INSTRUCTIONS FOR THE TASK →
How many lines in the records below hold the string "this"? Please answer with the number and nothing more.

Collected data →
— BEGIN —

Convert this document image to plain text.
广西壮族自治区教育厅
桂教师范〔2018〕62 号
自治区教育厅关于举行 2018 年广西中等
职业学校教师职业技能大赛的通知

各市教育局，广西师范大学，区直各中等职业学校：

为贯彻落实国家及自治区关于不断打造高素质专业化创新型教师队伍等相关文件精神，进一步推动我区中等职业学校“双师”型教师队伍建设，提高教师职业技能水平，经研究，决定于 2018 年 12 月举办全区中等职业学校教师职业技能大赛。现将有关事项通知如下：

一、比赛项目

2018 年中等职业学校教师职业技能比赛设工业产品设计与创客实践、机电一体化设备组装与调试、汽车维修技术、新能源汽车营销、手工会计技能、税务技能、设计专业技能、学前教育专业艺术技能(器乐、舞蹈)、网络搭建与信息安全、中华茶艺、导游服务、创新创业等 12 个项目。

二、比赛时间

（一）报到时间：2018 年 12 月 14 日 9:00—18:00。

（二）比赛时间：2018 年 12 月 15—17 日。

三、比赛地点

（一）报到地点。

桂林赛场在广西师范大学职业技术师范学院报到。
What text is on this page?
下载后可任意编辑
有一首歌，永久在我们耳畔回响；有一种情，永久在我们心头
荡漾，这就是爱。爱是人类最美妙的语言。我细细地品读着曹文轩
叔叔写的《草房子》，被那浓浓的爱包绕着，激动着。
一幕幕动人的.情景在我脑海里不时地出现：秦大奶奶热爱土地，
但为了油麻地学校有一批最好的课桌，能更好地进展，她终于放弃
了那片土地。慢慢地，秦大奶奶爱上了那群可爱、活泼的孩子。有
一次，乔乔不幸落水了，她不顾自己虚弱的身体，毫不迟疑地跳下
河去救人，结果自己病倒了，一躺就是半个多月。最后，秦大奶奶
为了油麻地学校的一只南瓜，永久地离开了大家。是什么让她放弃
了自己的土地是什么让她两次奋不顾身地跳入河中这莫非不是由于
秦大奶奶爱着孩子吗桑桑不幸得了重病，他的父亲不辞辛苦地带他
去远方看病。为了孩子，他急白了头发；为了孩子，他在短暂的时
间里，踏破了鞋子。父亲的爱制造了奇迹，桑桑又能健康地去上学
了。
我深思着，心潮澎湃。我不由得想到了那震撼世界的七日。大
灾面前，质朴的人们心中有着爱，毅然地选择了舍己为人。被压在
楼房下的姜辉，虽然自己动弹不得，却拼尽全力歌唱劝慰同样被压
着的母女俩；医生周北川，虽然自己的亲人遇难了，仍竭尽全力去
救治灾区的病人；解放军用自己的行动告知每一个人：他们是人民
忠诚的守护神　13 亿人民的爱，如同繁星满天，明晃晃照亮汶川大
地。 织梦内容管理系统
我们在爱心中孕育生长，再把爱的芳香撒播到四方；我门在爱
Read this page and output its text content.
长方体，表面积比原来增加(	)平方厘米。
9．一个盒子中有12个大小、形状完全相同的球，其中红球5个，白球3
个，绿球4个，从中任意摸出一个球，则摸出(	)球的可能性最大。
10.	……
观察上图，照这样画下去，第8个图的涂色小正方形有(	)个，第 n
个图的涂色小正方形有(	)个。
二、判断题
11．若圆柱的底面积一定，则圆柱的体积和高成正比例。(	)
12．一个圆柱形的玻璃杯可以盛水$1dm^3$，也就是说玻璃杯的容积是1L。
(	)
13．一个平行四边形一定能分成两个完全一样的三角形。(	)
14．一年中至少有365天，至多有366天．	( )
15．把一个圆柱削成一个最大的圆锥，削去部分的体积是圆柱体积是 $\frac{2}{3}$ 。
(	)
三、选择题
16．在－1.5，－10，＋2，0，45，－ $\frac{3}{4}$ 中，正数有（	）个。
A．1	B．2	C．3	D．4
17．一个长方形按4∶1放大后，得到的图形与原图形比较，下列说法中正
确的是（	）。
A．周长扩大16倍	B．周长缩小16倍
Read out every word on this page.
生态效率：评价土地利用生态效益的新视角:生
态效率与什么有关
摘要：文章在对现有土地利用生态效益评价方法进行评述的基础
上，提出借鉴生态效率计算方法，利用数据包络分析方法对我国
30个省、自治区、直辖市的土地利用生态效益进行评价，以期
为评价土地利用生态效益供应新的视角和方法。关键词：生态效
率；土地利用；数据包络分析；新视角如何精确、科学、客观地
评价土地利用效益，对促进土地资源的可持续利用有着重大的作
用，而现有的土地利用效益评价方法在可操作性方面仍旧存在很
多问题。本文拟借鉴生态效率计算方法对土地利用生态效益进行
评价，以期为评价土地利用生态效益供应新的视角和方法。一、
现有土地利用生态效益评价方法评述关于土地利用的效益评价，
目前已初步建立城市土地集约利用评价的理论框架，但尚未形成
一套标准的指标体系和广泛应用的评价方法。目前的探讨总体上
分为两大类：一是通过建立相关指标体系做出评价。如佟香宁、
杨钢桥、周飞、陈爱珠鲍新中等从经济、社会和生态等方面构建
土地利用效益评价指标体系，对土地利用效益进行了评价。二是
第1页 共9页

— END —

EXERCISE SOLUTION →
4